#### PROVIDED RECORDS:
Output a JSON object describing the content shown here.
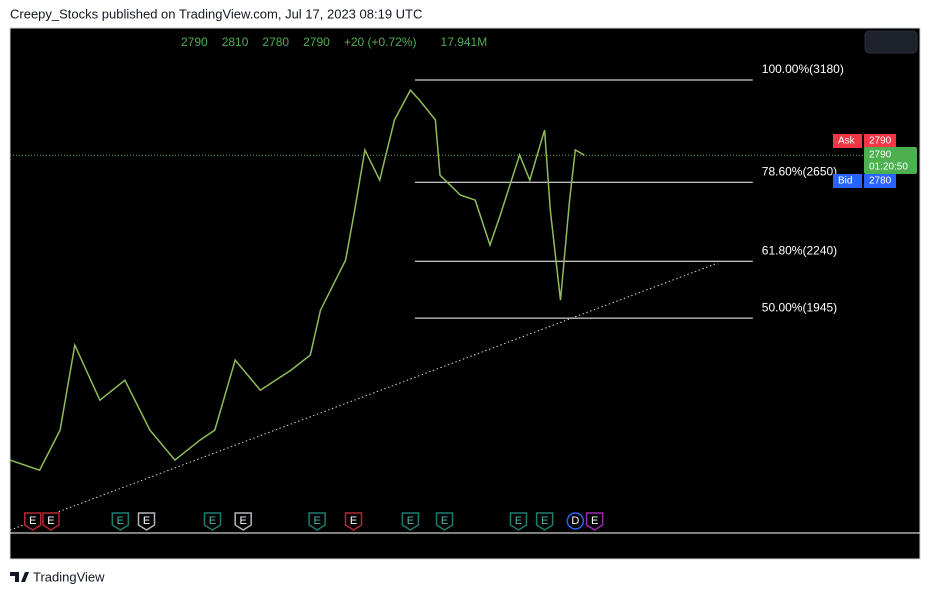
{
  "header": {
    "title": "Creepy_Stocks published on TradingView.com, Jul 17, 2023 08:19 UTC"
  },
  "footer": {
    "brand": "TradingView"
  },
  "chart_data": {
    "type": "line",
    "ohlc": [
      "2790",
      "2810",
      "2780",
      "2790",
      "+20 (+0.72%)",
      "17.941M"
    ],
    "xlim": [
      0,
      80
    ],
    "ylim": [
      830,
      3450
    ],
    "series": [
      {
        "color": "#8fbc5a",
        "x": [
          0,
          2.6,
          4.4,
          5.7,
          7.9,
          10.1,
          12.3,
          14.5,
          16.7,
          18,
          19.8,
          22,
          24.7,
          26.4,
          27.3,
          29.5,
          30.3,
          31.2,
          32.5,
          33.8,
          35.2,
          36,
          37.4,
          37.8,
          39.6,
          40.9,
          42.2,
          43.1,
          44.8,
          45.7,
          47,
          47.5,
          48.4,
          49.2,
          49.7,
          50.5
        ],
        "values": [
          1208,
          1156,
          1364,
          1805,
          1519,
          1623,
          1364,
          1208,
          1312,
          1364,
          1727,
          1571,
          1675,
          1753,
          1986,
          2246,
          2505,
          2817,
          2661,
          2973,
          3128,
          3076,
          2973,
          2687,
          2583,
          2557,
          2324,
          2480,
          2791,
          2661,
          2921,
          2505,
          2038,
          2557,
          2817,
          2790
        ]
      }
    ],
    "fib_levels": [
      {
        "label": "100.00%(3180)",
        "value": 3180
      },
      {
        "label": "78.60%(2650)",
        "value": 2650
      },
      {
        "label": "61.80%(2240)",
        "value": 2240
      },
      {
        "label": "50.00%(1945)",
        "value": 1945
      }
    ],
    "fib_x": [
      35.6,
      65.3
    ],
    "trendline": {
      "x": [
        0,
        62.2
      ],
      "values": [
        845,
        2230
      ]
    },
    "last_price": {
      "value": 2790,
      "label": "2790",
      "countdown": "01:20:50",
      "color": "#4caf50"
    },
    "ask": {
      "name": "Ask",
      "label": "2790",
      "color": "#f23645"
    },
    "bid": {
      "name": "Bid",
      "label": "2780",
      "color": "#2962ff"
    },
    "events": [
      {
        "label": "E",
        "x": 2.0,
        "color": "#b22833"
      },
      {
        "label": "E",
        "x": 3.6,
        "color": "#b22833"
      },
      {
        "label": "E",
        "x": 9.7,
        "color": "#1e7b72"
      },
      {
        "label": "E",
        "x": 12.0,
        "color": "#b2b5be"
      },
      {
        "label": "E",
        "x": 17.8,
        "color": "#1e7b72"
      },
      {
        "label": "E",
        "x": 20.5,
        "color": "#b2b5be"
      },
      {
        "label": "E",
        "x": 27.0,
        "color": "#1e7b72"
      },
      {
        "label": "E",
        "x": 30.2,
        "color": "#b22833"
      },
      {
        "label": "E",
        "x": 35.2,
        "color": "#1e7b72"
      },
      {
        "label": "E",
        "x": 38.2,
        "color": "#1e7b72"
      },
      {
        "label": "E",
        "x": 44.7,
        "color": "#1e7b72"
      },
      {
        "label": "E",
        "x": 47.0,
        "color": "#1e7b72"
      },
      {
        "label": "D",
        "x": 49.7,
        "color": "#2962ff"
      },
      {
        "label": "E",
        "x": 51.4,
        "color": "#9c27b0"
      }
    ]
  }
}
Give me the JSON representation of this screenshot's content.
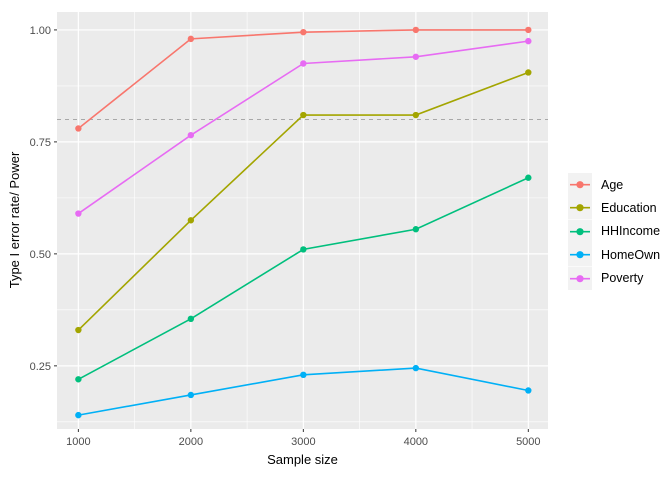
{
  "chart_data": {
    "type": "line",
    "title": "",
    "xlabel": "Sample size",
    "ylabel": "Type I error rate/ Power",
    "x": [
      1000,
      2000,
      3000,
      4000,
      5000
    ],
    "series": [
      {
        "name": "Age",
        "color": "#F8766D",
        "values": [
          0.78,
          0.98,
          0.995,
          1.0,
          1.0
        ]
      },
      {
        "name": "Education",
        "color": "#A3A500",
        "values": [
          0.33,
          0.575,
          0.81,
          0.81,
          0.905
        ]
      },
      {
        "name": "HHIncome",
        "color": "#00BF7D",
        "values": [
          0.22,
          0.355,
          0.51,
          0.555,
          0.67
        ]
      },
      {
        "name": "HomeOwn",
        "color": "#00B0F6",
        "values": [
          0.14,
          0.185,
          0.23,
          0.245,
          0.195
        ]
      },
      {
        "name": "Poverty",
        "color": "#E76BF3",
        "values": [
          0.59,
          0.765,
          0.925,
          0.94,
          0.975
        ]
      }
    ],
    "reference_line": {
      "y": 0.8,
      "style": "dashed",
      "color": "#A8A8A8"
    },
    "x_ticks": [
      1000,
      2000,
      3000,
      4000,
      5000
    ],
    "x_tick_labels": [
      "1000",
      "2000",
      "3000",
      "4000",
      "5000"
    ],
    "y_ticks": [
      0.25,
      0.5,
      0.75,
      1.0
    ],
    "y_tick_labels": [
      "0.25",
      "0.50",
      "0.75",
      "1.00"
    ],
    "xlim": [
      810,
      5175
    ],
    "ylim": [
      0.109,
      1.04
    ],
    "grid": "major+minor",
    "legend_position": "right",
    "legend_entries": [
      "Age",
      "Education",
      "HHIncome",
      "HomeOwn",
      "Poverty"
    ],
    "colors": {
      "panel_bg": "#EBEBEB",
      "grid": "#FFFFFF",
      "tick_label": "#4D4D4D",
      "tick_mark": "#333333",
      "legend_key_bg": "#F2F2F2",
      "background": "#FFFFFF"
    }
  }
}
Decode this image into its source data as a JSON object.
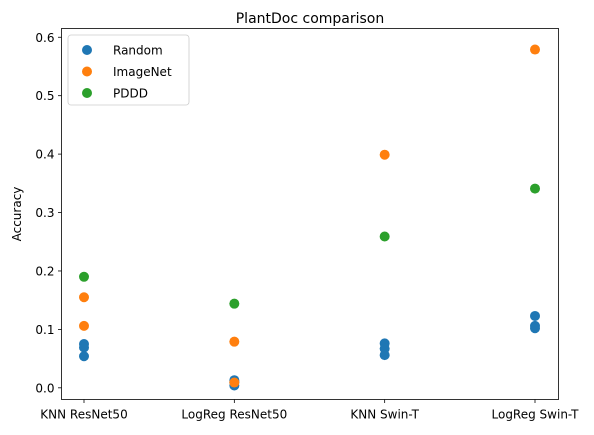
{
  "chart_data": {
    "type": "scatter",
    "title": "PlantDoc comparison",
    "xlabel": "",
    "ylabel": "Accuracy",
    "categories": [
      "KNN ResNet50",
      "LogReg ResNet50",
      "KNN Swin-T",
      "LogReg Swin-T"
    ],
    "ylim": [
      -0.02,
      0.615
    ],
    "yticks": [
      0.0,
      0.1,
      0.2,
      0.3,
      0.4,
      0.5,
      0.6
    ],
    "ytick_labels": [
      "0.0",
      "0.1",
      "0.2",
      "0.3",
      "0.4",
      "0.5",
      "0.6"
    ],
    "grid": false,
    "legend_position": "top-left",
    "series": [
      {
        "name": "Random",
        "color": "#1f77b4",
        "points": [
          {
            "category": "KNN ResNet50",
            "y": 0.075
          },
          {
            "category": "KNN ResNet50",
            "y": 0.069
          },
          {
            "category": "KNN ResNet50",
            "y": 0.054
          },
          {
            "category": "LogReg ResNet50",
            "y": 0.013
          },
          {
            "category": "LogReg ResNet50",
            "y": 0.009
          },
          {
            "category": "LogReg ResNet50",
            "y": 0.004
          },
          {
            "category": "KNN Swin-T",
            "y": 0.076
          },
          {
            "category": "KNN Swin-T",
            "y": 0.067
          },
          {
            "category": "KNN Swin-T",
            "y": 0.056
          },
          {
            "category": "LogReg Swin-T",
            "y": 0.123
          },
          {
            "category": "LogReg Swin-T",
            "y": 0.106
          },
          {
            "category": "LogReg Swin-T",
            "y": 0.102
          }
        ]
      },
      {
        "name": "ImageNet",
        "color": "#ff7f0e",
        "points": [
          {
            "category": "KNN ResNet50",
            "y": 0.155
          },
          {
            "category": "KNN ResNet50",
            "y": 0.106
          },
          {
            "category": "LogReg ResNet50",
            "y": 0.079
          },
          {
            "category": "LogReg ResNet50",
            "y": 0.009
          },
          {
            "category": "KNN Swin-T",
            "y": 0.399
          },
          {
            "category": "LogReg Swin-T",
            "y": 0.579
          }
        ]
      },
      {
        "name": "PDDD",
        "color": "#2ca02c",
        "points": [
          {
            "category": "KNN ResNet50",
            "y": 0.19
          },
          {
            "category": "LogReg ResNet50",
            "y": 0.144
          },
          {
            "category": "KNN Swin-T",
            "y": 0.259
          },
          {
            "category": "LogReg Swin-T",
            "y": 0.341
          }
        ]
      }
    ]
  }
}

#### TASK REQUIREMENTS:
Looking at the entries above, state how many lines contain "name"; give the number alone.

#### WORKED ANSWER:
10